* Provided data *
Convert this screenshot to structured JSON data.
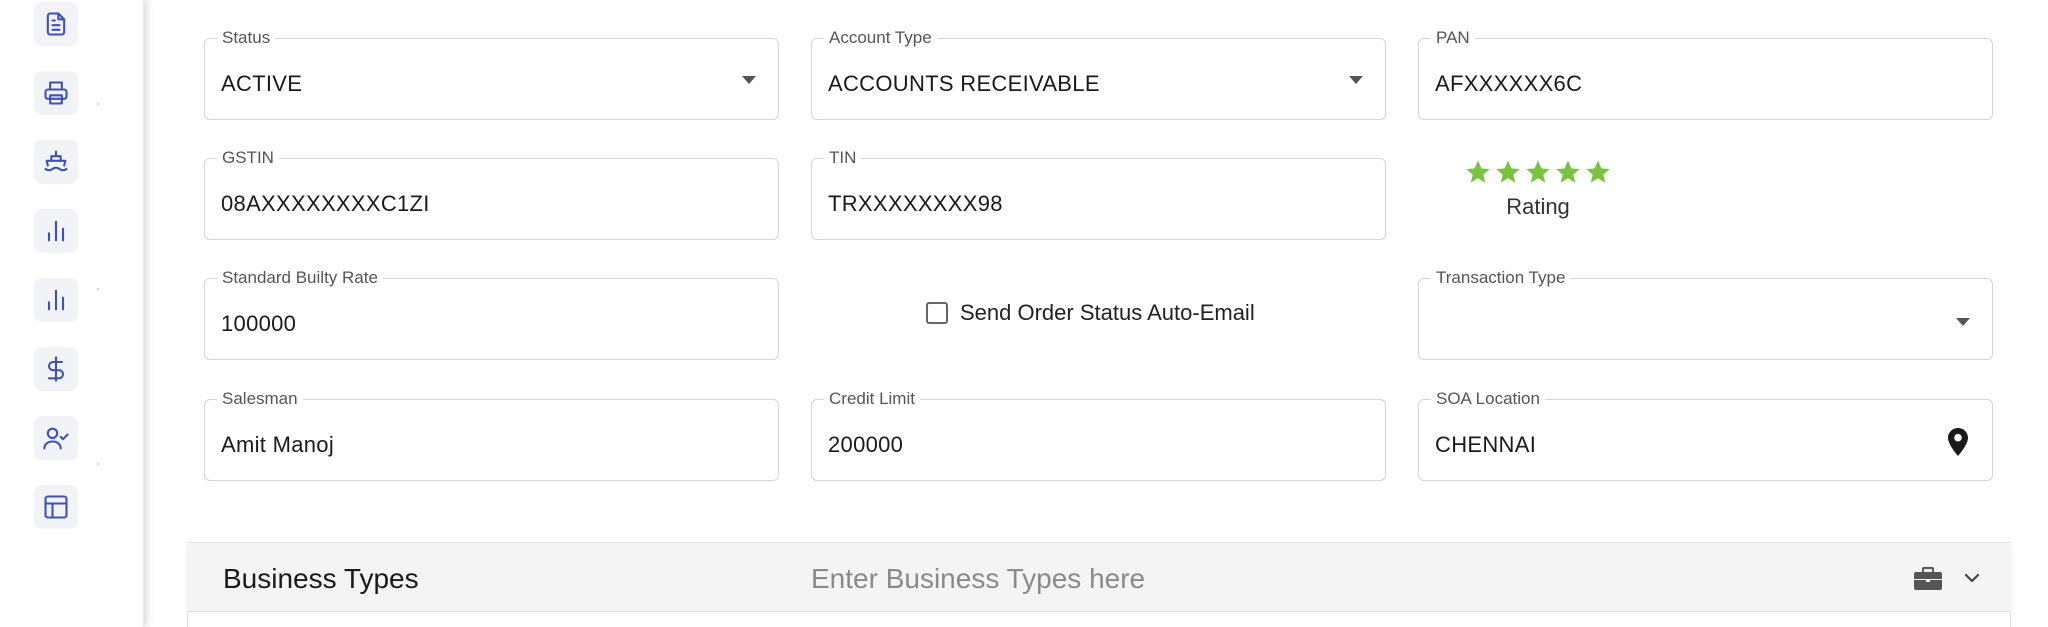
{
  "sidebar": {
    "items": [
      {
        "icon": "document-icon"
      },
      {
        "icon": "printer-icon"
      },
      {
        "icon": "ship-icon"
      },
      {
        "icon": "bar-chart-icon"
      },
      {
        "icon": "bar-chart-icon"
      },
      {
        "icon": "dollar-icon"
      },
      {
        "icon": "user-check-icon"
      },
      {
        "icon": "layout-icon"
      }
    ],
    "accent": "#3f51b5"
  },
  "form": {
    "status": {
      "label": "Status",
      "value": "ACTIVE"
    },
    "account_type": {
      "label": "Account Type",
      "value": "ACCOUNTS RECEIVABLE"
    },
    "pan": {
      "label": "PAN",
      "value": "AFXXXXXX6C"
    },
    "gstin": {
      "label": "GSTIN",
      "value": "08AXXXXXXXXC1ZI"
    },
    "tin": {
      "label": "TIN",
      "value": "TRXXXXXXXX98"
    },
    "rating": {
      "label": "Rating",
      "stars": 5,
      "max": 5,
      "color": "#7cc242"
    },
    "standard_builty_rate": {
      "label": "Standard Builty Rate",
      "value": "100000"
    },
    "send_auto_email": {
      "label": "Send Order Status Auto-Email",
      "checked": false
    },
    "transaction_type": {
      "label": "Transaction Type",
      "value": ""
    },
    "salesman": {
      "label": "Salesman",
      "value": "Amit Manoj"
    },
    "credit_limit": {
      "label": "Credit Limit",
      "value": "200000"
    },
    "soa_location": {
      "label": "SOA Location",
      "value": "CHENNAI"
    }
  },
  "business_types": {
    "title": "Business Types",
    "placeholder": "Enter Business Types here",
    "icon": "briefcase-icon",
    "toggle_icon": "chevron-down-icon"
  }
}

* Required work *
Retype the records exactly. Any image in them should not appear in what you write.

* The answer *
Convert this screenshot to structured JSON data.
{
  "sidebar": {
    "items": [
      {
        "icon": "document-icon"
      },
      {
        "icon": "printer-icon"
      },
      {
        "icon": "ship-icon"
      },
      {
        "icon": "bar-chart-icon"
      },
      {
        "icon": "bar-chart-icon"
      },
      {
        "icon": "dollar-icon"
      },
      {
        "icon": "user-check-icon"
      },
      {
        "icon": "layout-icon"
      }
    ],
    "accent": "#3f51b5"
  },
  "form": {
    "status": {
      "label": "Status",
      "value": "ACTIVE"
    },
    "account_type": {
      "label": "Account Type",
      "value": "ACCOUNTS RECEIVABLE"
    },
    "pan": {
      "label": "PAN",
      "value": "AFXXXXXX6C"
    },
    "gstin": {
      "label": "GSTIN",
      "value": "08AXXXXXXXXC1ZI"
    },
    "tin": {
      "label": "TIN",
      "value": "TRXXXXXXXX98"
    },
    "rating": {
      "label": "Rating",
      "stars": 5,
      "max": 5,
      "color": "#7cc242"
    },
    "standard_builty_rate": {
      "label": "Standard Builty Rate",
      "value": "100000"
    },
    "send_auto_email": {
      "label": "Send Order Status Auto-Email",
      "checked": false
    },
    "transaction_type": {
      "label": "Transaction Type",
      "value": ""
    },
    "salesman": {
      "label": "Salesman",
      "value": "Amit Manoj"
    },
    "credit_limit": {
      "label": "Credit Limit",
      "value": "200000"
    },
    "soa_location": {
      "label": "SOA Location",
      "value": "CHENNAI"
    }
  },
  "business_types": {
    "title": "Business Types",
    "placeholder": "Enter Business Types here",
    "icon": "briefcase-icon",
    "toggle_icon": "chevron-down-icon"
  }
}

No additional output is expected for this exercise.